■ SHORT TASK: Output every record word for word.

■ RECORDS:
┌────────

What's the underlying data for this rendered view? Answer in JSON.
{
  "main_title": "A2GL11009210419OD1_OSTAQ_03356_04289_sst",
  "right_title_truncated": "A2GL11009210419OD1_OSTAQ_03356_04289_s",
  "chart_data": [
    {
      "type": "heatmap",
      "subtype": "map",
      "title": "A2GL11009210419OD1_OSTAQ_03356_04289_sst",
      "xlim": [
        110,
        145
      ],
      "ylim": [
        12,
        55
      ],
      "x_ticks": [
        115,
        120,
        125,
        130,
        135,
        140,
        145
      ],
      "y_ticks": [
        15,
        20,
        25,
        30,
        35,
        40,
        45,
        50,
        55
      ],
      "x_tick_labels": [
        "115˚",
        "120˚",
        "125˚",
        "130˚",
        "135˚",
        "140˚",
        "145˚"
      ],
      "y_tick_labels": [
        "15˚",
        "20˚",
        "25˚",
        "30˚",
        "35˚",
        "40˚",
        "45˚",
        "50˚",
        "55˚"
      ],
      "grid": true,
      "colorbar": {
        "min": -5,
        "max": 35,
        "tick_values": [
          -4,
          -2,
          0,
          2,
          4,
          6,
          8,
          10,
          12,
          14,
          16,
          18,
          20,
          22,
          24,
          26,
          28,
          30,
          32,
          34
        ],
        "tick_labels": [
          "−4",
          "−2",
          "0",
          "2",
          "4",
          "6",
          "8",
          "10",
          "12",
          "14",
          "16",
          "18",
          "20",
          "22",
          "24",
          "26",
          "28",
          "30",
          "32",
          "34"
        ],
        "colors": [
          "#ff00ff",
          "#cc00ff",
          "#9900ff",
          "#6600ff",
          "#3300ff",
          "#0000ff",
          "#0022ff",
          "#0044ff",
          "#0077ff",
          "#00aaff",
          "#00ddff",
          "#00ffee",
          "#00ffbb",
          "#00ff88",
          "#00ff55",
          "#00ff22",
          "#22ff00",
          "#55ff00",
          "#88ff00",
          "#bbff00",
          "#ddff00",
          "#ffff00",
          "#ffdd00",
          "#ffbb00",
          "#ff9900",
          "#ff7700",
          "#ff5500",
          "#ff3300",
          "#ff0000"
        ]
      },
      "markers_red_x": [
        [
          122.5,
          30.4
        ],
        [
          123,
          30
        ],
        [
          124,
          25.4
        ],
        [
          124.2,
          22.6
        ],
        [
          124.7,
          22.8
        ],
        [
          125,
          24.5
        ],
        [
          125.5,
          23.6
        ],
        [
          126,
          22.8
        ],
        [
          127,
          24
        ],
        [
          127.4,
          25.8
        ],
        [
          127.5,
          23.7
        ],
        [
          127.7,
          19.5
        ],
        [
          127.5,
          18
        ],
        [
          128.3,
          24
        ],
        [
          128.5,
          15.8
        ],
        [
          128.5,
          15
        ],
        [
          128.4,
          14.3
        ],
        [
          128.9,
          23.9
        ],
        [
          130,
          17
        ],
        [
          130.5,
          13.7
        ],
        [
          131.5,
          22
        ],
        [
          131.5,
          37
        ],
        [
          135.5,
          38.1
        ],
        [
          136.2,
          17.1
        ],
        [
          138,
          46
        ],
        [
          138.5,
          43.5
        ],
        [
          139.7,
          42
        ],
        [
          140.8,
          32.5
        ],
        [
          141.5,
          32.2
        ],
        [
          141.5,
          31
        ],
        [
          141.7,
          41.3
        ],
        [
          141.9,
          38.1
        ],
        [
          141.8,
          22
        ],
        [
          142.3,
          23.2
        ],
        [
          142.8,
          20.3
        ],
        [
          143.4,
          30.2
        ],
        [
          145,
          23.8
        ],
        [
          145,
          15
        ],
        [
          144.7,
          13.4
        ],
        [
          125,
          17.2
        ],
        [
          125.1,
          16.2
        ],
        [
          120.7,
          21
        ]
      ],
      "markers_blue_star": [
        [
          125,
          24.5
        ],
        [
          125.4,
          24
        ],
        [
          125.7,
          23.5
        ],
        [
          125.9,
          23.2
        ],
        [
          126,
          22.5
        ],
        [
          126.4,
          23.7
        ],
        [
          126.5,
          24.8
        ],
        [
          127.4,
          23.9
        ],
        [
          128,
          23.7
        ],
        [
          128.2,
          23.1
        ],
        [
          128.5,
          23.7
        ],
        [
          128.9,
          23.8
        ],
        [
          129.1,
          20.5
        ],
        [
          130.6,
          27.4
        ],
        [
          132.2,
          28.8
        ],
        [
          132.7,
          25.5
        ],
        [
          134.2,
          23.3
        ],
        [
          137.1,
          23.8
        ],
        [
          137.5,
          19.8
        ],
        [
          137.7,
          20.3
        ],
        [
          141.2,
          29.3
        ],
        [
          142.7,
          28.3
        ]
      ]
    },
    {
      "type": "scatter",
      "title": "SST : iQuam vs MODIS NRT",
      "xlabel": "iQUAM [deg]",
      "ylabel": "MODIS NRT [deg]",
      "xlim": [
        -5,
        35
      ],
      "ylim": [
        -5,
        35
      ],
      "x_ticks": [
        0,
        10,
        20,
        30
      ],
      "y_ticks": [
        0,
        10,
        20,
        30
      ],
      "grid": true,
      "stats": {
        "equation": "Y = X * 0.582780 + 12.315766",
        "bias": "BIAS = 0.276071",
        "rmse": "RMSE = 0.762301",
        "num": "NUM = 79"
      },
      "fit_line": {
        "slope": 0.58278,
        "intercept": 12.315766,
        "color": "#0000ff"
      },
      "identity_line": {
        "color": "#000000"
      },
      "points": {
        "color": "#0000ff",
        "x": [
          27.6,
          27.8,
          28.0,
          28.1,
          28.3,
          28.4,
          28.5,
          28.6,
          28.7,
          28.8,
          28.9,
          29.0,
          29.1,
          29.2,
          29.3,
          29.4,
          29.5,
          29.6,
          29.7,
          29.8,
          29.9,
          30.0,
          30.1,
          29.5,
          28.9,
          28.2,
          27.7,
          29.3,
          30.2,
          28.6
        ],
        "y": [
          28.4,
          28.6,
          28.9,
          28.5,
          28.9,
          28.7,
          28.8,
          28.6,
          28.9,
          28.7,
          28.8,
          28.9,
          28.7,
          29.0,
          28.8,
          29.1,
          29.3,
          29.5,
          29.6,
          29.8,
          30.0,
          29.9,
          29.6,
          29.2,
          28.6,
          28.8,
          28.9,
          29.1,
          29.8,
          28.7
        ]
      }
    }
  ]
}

└────────

■ RESULT OF THIS TASK:
What's the underlying data for this rendered view? Answer in JSON.
{
  "main_title": "A2GL11009210419OD1_OSTAQ_03356_04289_sst",
  "right_title_truncated": "A2GL11009210419OD1_OSTAQ_03356_04289_s",
  "chart_data": [
    {
      "type": "heatmap",
      "subtype": "map",
      "title": "A2GL11009210419OD1_OSTAQ_03356_04289_sst",
      "xlim": [
        110,
        145
      ],
      "ylim": [
        12,
        55
      ],
      "x_ticks": [
        115,
        120,
        125,
        130,
        135,
        140,
        145
      ],
      "y_ticks": [
        15,
        20,
        25,
        30,
        35,
        40,
        45,
        50,
        55
      ],
      "x_tick_labels": [
        "115˚",
        "120˚",
        "125˚",
        "130˚",
        "135˚",
        "140˚",
        "145˚"
      ],
      "y_tick_labels": [
        "15˚",
        "20˚",
        "25˚",
        "30˚",
        "35˚",
        "40˚",
        "45˚",
        "50˚",
        "55˚"
      ],
      "grid": true,
      "colorbar": {
        "min": -5,
        "max": 35,
        "tick_values": [
          -4,
          -2,
          0,
          2,
          4,
          6,
          8,
          10,
          12,
          14,
          16,
          18,
          20,
          22,
          24,
          26,
          28,
          30,
          32,
          34
        ],
        "tick_labels": [
          "−4",
          "−2",
          "0",
          "2",
          "4",
          "6",
          "8",
          "10",
          "12",
          "14",
          "16",
          "18",
          "20",
          "22",
          "24",
          "26",
          "28",
          "30",
          "32",
          "34"
        ],
        "colors": [
          "#ff00ff",
          "#cc00ff",
          "#9900ff",
          "#6600ff",
          "#3300ff",
          "#0000ff",
          "#0022ff",
          "#0044ff",
          "#0077ff",
          "#00aaff",
          "#00ddff",
          "#00ffee",
          "#00ffbb",
          "#00ff88",
          "#00ff55",
          "#00ff22",
          "#22ff00",
          "#55ff00",
          "#88ff00",
          "#bbff00",
          "#ddff00",
          "#ffff00",
          "#ffdd00",
          "#ffbb00",
          "#ff9900",
          "#ff7700",
          "#ff5500",
          "#ff3300",
          "#ff0000"
        ]
      },
      "markers_red_x": [
        [
          122.5,
          30.4
        ],
        [
          123,
          30
        ],
        [
          124,
          25.4
        ],
        [
          124.2,
          22.6
        ],
        [
          124.7,
          22.8
        ],
        [
          125,
          24.5
        ],
        [
          125.5,
          23.6
        ],
        [
          126,
          22.8
        ],
        [
          127,
          24
        ],
        [
          127.4,
          25.8
        ],
        [
          127.5,
          23.7
        ],
        [
          127.7,
          19.5
        ],
        [
          127.5,
          18
        ],
        [
          128.3,
          24
        ],
        [
          128.5,
          15.8
        ],
        [
          128.5,
          15
        ],
        [
          128.4,
          14.3
        ],
        [
          128.9,
          23.9
        ],
        [
          130,
          17
        ],
        [
          130.5,
          13.7
        ],
        [
          131.5,
          22
        ],
        [
          131.5,
          37
        ],
        [
          135.5,
          38.1
        ],
        [
          136.2,
          17.1
        ],
        [
          138,
          46
        ],
        [
          138.5,
          43.5
        ],
        [
          139.7,
          42
        ],
        [
          140.8,
          32.5
        ],
        [
          141.5,
          32.2
        ],
        [
          141.5,
          31
        ],
        [
          141.7,
          41.3
        ],
        [
          141.9,
          38.1
        ],
        [
          141.8,
          22
        ],
        [
          142.3,
          23.2
        ],
        [
          142.8,
          20.3
        ],
        [
          143.4,
          30.2
        ],
        [
          145,
          23.8
        ],
        [
          145,
          15
        ],
        [
          144.7,
          13.4
        ],
        [
          125,
          17.2
        ],
        [
          125.1,
          16.2
        ],
        [
          120.7,
          21
        ]
      ],
      "markers_blue_star": [
        [
          125,
          24.5
        ],
        [
          125.4,
          24
        ],
        [
          125.7,
          23.5
        ],
        [
          125.9,
          23.2
        ],
        [
          126,
          22.5
        ],
        [
          126.4,
          23.7
        ],
        [
          126.5,
          24.8
        ],
        [
          127.4,
          23.9
        ],
        [
          128,
          23.7
        ],
        [
          128.2,
          23.1
        ],
        [
          128.5,
          23.7
        ],
        [
          128.9,
          23.8
        ],
        [
          129.1,
          20.5
        ],
        [
          130.6,
          27.4
        ],
        [
          132.2,
          28.8
        ],
        [
          132.7,
          25.5
        ],
        [
          134.2,
          23.3
        ],
        [
          137.1,
          23.8
        ],
        [
          137.5,
          19.8
        ],
        [
          137.7,
          20.3
        ],
        [
          141.2,
          29.3
        ],
        [
          142.7,
          28.3
        ]
      ]
    },
    {
      "type": "scatter",
      "title": "SST : iQuam vs MODIS NRT",
      "xlabel": "iQUAM [deg]",
      "ylabel": "MODIS NRT [deg]",
      "xlim": [
        -5,
        35
      ],
      "ylim": [
        -5,
        35
      ],
      "x_ticks": [
        0,
        10,
        20,
        30
      ],
      "y_ticks": [
        0,
        10,
        20,
        30
      ],
      "grid": true,
      "stats": {
        "equation": "Y = X * 0.582780 + 12.315766",
        "bias": "BIAS = 0.276071",
        "rmse": "RMSE = 0.762301",
        "num": "NUM = 79"
      },
      "fit_line": {
        "slope": 0.58278,
        "intercept": 12.315766,
        "color": "#0000ff"
      },
      "identity_line": {
        "color": "#000000"
      },
      "points": {
        "color": "#0000ff",
        "x": [
          27.6,
          27.8,
          28.0,
          28.1,
          28.3,
          28.4,
          28.5,
          28.6,
          28.7,
          28.8,
          28.9,
          29.0,
          29.1,
          29.2,
          29.3,
          29.4,
          29.5,
          29.6,
          29.7,
          29.8,
          29.9,
          30.0,
          30.1,
          29.5,
          28.9,
          28.2,
          27.7,
          29.3,
          30.2,
          28.6
        ],
        "y": [
          28.4,
          28.6,
          28.9,
          28.5,
          28.9,
          28.7,
          28.8,
          28.6,
          28.9,
          28.7,
          28.8,
          28.9,
          28.7,
          29.0,
          28.8,
          29.1,
          29.3,
          29.5,
          29.6,
          29.8,
          30.0,
          29.9,
          29.6,
          29.2,
          28.6,
          28.8,
          28.9,
          29.1,
          29.8,
          28.7
        ]
      }
    }
  ]
}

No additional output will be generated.